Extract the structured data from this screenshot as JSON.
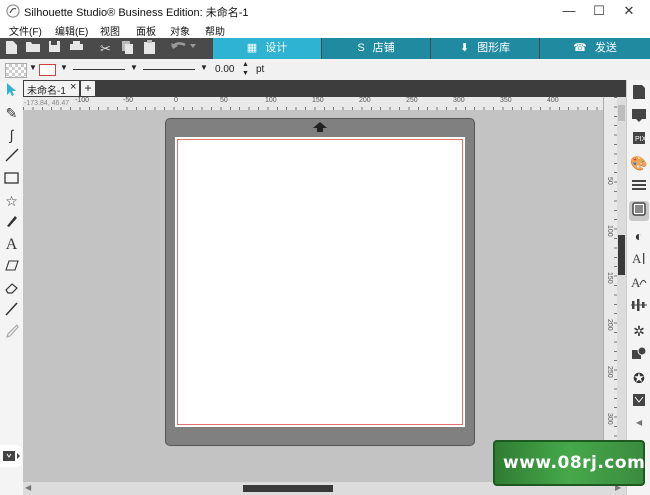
{
  "window": {
    "title": "Silhouette Studio® Business Edition: 未命名-1",
    "controls": [
      "—",
      "☐",
      "✕"
    ]
  },
  "menu": [
    "文件(F)",
    "编辑(E)",
    "视图",
    "面板",
    "对象",
    "帮助"
  ],
  "tabs": [
    {
      "label": "设计",
      "icon": "▦",
      "active": true
    },
    {
      "label": "店铺",
      "icon": "S",
      "active": false
    },
    {
      "label": "图形库",
      "icon": "⬇",
      "active": false
    },
    {
      "label": "发送",
      "icon": "☎",
      "active": false
    }
  ],
  "props": {
    "line_width_value": "0.00",
    "unit": "pt"
  },
  "document": {
    "tab_label": "未命名-1",
    "close_glyph": "×",
    "add_glyph": "+",
    "coords": "-173.84, 46.47"
  },
  "ruler": {
    "h_ticks": [
      "-100",
      "-50",
      "0",
      "50",
      "100",
      "150",
      "200",
      "250",
      "300",
      "350",
      "400"
    ],
    "v_ticks": [
      "50",
      "100",
      "150",
      "200",
      "250",
      "300"
    ]
  },
  "watermark": {
    "text": "www.08rj.com"
  },
  "colors": {
    "toolbar_bg": "#4a4a4a",
    "tab_active": "#2fb3d2",
    "tab_inactive": "#1f8aa0",
    "mat": "#808080",
    "canvas": "#c3c3c3"
  }
}
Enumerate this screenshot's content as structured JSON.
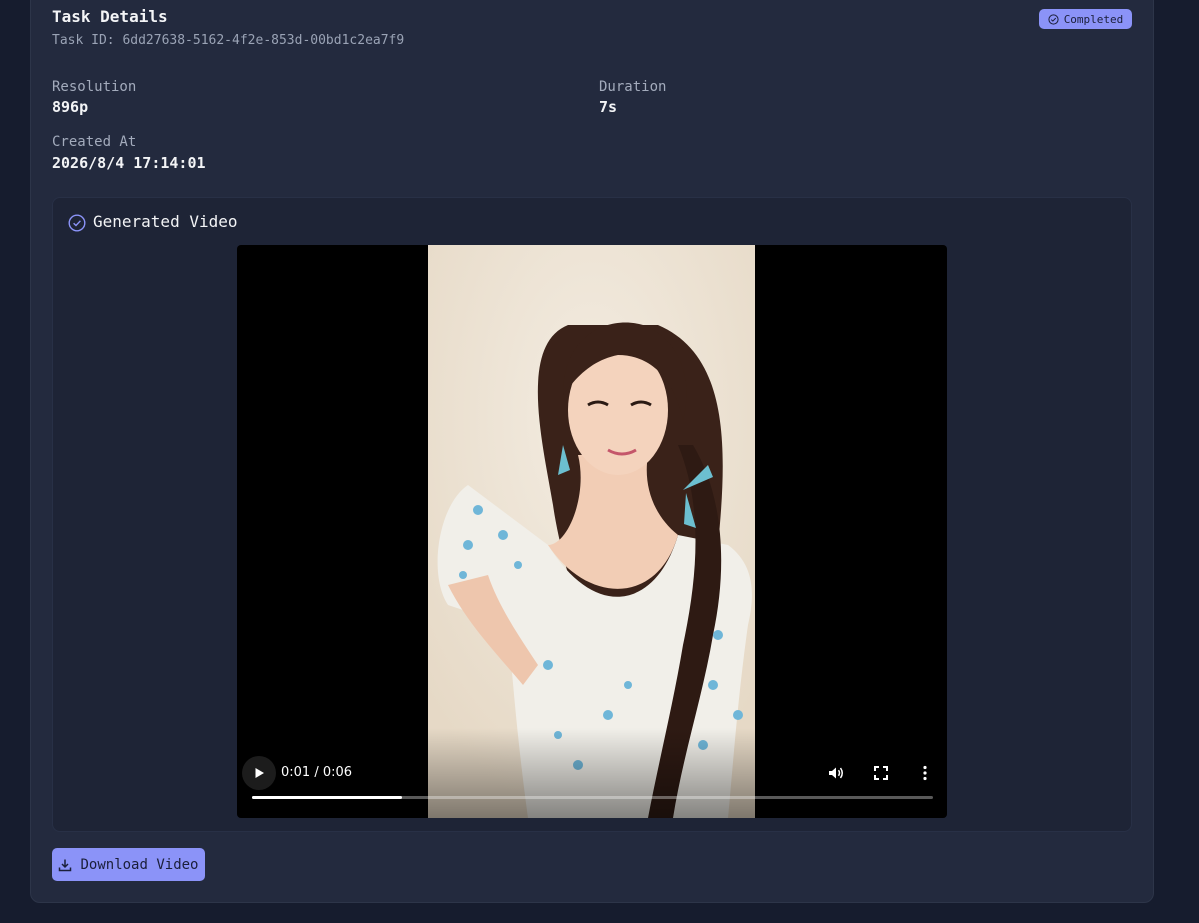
{
  "header": {
    "title": "Task Details",
    "task_id": "Task ID: 6dd27638-5162-4f2e-853d-00bd1c2ea7f9",
    "status": "Completed",
    "status_icon": "check-circle-icon"
  },
  "fields": {
    "resolution": {
      "label": "Resolution",
      "value": "896p"
    },
    "duration": {
      "label": "Duration",
      "value": "7s"
    },
    "created_at": {
      "label": "Created At",
      "value": "2026/8/4 17:14:01"
    }
  },
  "video_section": {
    "title": "Generated Video",
    "icon": "check-circle-icon"
  },
  "player": {
    "time": "0:01 / 0:06",
    "progress": 0.22,
    "icons": [
      "play-icon",
      "volume-icon",
      "fullscreen-icon",
      "more-options-icon"
    ]
  },
  "download": {
    "label": "Download Video",
    "icon": "download-icon"
  },
  "colors": {
    "accent": "#8b93f8",
    "background": "#161c2e",
    "card": "#232a3e"
  }
}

#####

EXERCISE GOAL » Transcribe each line above verbatim, with the pictures left out.

EXERCISE RESPONSE »
Extract the structured data from this screenshot as JSON.
{
  "window": {
    "title": "Silhouette Studio® Business Edition: 未命名-1",
    "controls": [
      "—",
      "☐",
      "✕"
    ]
  },
  "menu": [
    "文件(F)",
    "编辑(E)",
    "视图",
    "面板",
    "对象",
    "帮助"
  ],
  "tabs": [
    {
      "label": "设计",
      "icon": "▦",
      "active": true
    },
    {
      "label": "店铺",
      "icon": "S",
      "active": false
    },
    {
      "label": "图形库",
      "icon": "⬇",
      "active": false
    },
    {
      "label": "发送",
      "icon": "☎",
      "active": false
    }
  ],
  "props": {
    "line_width_value": "0.00",
    "unit": "pt"
  },
  "document": {
    "tab_label": "未命名-1",
    "close_glyph": "×",
    "add_glyph": "+",
    "coords": "-173.84, 46.47"
  },
  "ruler": {
    "h_ticks": [
      "-100",
      "-50",
      "0",
      "50",
      "100",
      "150",
      "200",
      "250",
      "300",
      "350",
      "400"
    ],
    "v_ticks": [
      "50",
      "100",
      "150",
      "200",
      "250",
      "300"
    ]
  },
  "watermark": {
    "text": "www.08rj.com"
  },
  "colors": {
    "toolbar_bg": "#4a4a4a",
    "tab_active": "#2fb3d2",
    "tab_inactive": "#1f8aa0",
    "mat": "#808080",
    "canvas": "#c3c3c3"
  }
}
Enumerate this screenshot's content as structured JSON.
{
  "header": {
    "title": "Task Details",
    "task_id": "Task ID: 6dd27638-5162-4f2e-853d-00bd1c2ea7f9",
    "status": "Completed",
    "status_icon": "check-circle-icon"
  },
  "fields": {
    "resolution": {
      "label": "Resolution",
      "value": "896p"
    },
    "duration": {
      "label": "Duration",
      "value": "7s"
    },
    "created_at": {
      "label": "Created At",
      "value": "2026/8/4 17:14:01"
    }
  },
  "video_section": {
    "title": "Generated Video",
    "icon": "check-circle-icon"
  },
  "player": {
    "time": "0:01 / 0:06",
    "progress": 0.22,
    "icons": [
      "play-icon",
      "volume-icon",
      "fullscreen-icon",
      "more-options-icon"
    ]
  },
  "download": {
    "label": "Download Video",
    "icon": "download-icon"
  },
  "colors": {
    "accent": "#8b93f8",
    "background": "#161c2e",
    "card": "#232a3e"
  }
}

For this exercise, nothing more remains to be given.